#### WHAT THE EXERCISE ASKS:
Please answer these questions about the opinion passage below, one per line:
1. Which legal doctrine did Schindler v. Gale's Superior Supermarket reanalyze?
2. In which case did the Supreme Court of Ohio overrule Schindler?
3. Does the writer agree with the majority's judgment, its reasoning, or both?

#### TEXT PASSAGE:
{¶ 21} Although I agree with the judgment of the majority, I disagree with the reasoning employed. I, therefore, concur in judgment only and write separately to address my reasons for doing so. I, along with my colleagues, set the framework for reanalyzing the open and obvious doctrine in Schindler v. Gale'sSuperior Supermarket (2001), 142 Ohio App.3d 146. We accepted the praise for being "forward thinking" and weathered the criticisms that we were abandoning a well-established legal principle that would "replace clarity with confusion."1 Alas, the Supreme Court of Ohio, agreeing with the critics, overruled Schindler in Armstrong v. Best Buy Co., Inc.,99 Ohio St.3d 79, 2003-Ohio-2573. So much for progressive thinking in this "modern era of comparative negligence." See Armstrong v.Best Buy Co., Inc., 2003-Ohio-2573, at ¶ 17 (Pfeifer, J., concurring in part and dissenting in part). In any event, I have literally lived with Schindler and suffered through its demise. I am, therefore, keenly aware of the nuances of the open and obvious doctrine and the manner in which such cases have been and are now analyzed. Unfortunately, the majority today disregards that history.

[Dataset listing]

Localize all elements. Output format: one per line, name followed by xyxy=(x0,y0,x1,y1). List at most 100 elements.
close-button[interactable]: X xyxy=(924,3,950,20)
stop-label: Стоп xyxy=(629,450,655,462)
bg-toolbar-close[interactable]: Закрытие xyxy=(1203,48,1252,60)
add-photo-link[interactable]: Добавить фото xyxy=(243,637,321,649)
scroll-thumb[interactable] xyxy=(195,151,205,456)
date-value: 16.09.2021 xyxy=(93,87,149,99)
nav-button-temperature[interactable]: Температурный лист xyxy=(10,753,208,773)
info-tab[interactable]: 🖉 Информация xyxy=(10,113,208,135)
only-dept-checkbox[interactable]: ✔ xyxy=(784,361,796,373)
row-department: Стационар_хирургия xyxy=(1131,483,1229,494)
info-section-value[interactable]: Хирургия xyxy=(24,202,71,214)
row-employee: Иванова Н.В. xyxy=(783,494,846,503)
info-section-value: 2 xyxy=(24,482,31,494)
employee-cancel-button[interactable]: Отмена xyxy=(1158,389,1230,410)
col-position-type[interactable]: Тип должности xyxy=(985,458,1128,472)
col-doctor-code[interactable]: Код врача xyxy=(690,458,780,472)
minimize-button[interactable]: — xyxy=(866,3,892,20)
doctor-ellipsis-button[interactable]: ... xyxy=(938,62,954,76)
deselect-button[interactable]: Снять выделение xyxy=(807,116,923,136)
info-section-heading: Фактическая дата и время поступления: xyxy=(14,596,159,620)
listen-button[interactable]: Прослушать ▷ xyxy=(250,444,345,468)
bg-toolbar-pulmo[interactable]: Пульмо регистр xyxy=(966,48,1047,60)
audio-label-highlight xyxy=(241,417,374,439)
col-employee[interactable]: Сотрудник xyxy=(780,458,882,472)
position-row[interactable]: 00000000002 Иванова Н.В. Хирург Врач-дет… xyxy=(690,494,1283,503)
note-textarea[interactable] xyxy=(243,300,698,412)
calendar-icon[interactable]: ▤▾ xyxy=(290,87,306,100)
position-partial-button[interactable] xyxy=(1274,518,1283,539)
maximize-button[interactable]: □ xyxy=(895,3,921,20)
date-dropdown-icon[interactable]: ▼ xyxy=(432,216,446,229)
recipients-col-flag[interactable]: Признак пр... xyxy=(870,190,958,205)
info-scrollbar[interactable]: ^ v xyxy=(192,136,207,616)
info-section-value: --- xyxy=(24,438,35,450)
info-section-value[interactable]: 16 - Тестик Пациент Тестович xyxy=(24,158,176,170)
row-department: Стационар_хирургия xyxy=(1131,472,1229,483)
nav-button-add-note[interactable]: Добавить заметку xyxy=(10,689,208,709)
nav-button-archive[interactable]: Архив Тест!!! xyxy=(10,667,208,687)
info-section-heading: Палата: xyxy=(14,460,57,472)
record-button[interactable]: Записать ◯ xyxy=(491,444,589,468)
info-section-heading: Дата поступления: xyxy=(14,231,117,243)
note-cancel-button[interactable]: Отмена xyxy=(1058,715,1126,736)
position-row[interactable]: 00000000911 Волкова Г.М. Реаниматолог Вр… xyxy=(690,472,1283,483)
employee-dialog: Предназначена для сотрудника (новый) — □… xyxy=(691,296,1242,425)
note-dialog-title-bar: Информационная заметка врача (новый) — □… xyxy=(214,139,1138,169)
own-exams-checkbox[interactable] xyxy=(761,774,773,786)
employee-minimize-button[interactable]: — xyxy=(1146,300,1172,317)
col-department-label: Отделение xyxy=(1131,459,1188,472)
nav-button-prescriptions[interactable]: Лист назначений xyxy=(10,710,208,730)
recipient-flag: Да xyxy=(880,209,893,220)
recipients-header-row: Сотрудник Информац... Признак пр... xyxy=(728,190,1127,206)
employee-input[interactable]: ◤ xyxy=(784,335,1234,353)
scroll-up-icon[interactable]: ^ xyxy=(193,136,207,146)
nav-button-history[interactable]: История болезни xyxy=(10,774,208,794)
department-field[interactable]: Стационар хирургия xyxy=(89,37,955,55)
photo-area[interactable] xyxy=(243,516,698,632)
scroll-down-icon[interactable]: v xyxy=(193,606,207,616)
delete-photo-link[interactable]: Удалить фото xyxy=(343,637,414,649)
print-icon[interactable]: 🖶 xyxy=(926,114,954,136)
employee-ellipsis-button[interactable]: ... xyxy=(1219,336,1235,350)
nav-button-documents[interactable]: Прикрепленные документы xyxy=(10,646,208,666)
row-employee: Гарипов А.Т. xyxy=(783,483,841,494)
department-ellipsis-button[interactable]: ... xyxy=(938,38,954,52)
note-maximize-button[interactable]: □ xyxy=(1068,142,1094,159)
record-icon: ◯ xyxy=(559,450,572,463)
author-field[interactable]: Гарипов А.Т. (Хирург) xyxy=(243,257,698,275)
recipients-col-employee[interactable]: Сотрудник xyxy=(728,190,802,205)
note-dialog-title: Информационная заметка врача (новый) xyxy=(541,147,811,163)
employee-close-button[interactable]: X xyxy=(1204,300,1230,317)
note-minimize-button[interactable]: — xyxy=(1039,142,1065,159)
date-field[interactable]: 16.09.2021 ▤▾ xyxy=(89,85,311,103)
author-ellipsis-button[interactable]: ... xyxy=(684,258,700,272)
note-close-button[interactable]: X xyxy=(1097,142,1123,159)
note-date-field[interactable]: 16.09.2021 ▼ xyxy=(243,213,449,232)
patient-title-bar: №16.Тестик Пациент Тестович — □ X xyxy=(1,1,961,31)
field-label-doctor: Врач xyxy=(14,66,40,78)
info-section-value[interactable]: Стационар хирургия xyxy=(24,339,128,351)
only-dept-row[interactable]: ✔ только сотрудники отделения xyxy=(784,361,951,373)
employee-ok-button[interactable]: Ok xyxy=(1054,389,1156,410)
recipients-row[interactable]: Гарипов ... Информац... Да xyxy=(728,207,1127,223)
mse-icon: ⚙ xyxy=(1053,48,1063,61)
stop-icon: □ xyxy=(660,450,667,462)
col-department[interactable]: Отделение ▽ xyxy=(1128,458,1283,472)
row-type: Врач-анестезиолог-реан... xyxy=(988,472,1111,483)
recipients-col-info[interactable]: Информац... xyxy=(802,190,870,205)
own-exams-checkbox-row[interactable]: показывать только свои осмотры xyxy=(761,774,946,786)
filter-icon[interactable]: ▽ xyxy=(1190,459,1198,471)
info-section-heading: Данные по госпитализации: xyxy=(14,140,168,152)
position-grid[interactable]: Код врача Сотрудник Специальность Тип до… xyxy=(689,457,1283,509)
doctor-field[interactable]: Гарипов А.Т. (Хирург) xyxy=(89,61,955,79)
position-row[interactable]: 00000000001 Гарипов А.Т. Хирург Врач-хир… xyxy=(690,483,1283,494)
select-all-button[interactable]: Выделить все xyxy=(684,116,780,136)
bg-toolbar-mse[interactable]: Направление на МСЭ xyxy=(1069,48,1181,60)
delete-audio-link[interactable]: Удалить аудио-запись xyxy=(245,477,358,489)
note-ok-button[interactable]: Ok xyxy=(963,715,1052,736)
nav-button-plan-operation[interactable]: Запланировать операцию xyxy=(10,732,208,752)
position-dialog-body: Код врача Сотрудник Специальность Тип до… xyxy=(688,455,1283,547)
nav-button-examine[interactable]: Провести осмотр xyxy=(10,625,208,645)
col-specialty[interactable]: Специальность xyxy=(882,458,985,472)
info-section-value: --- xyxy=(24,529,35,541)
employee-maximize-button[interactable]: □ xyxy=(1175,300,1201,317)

#### REPLY:
1. The open and obvious doctrine.
2. Armstrong v. Best Buy Co., Inc.
3. Only the judgment. The writer disagrees with the reasoning.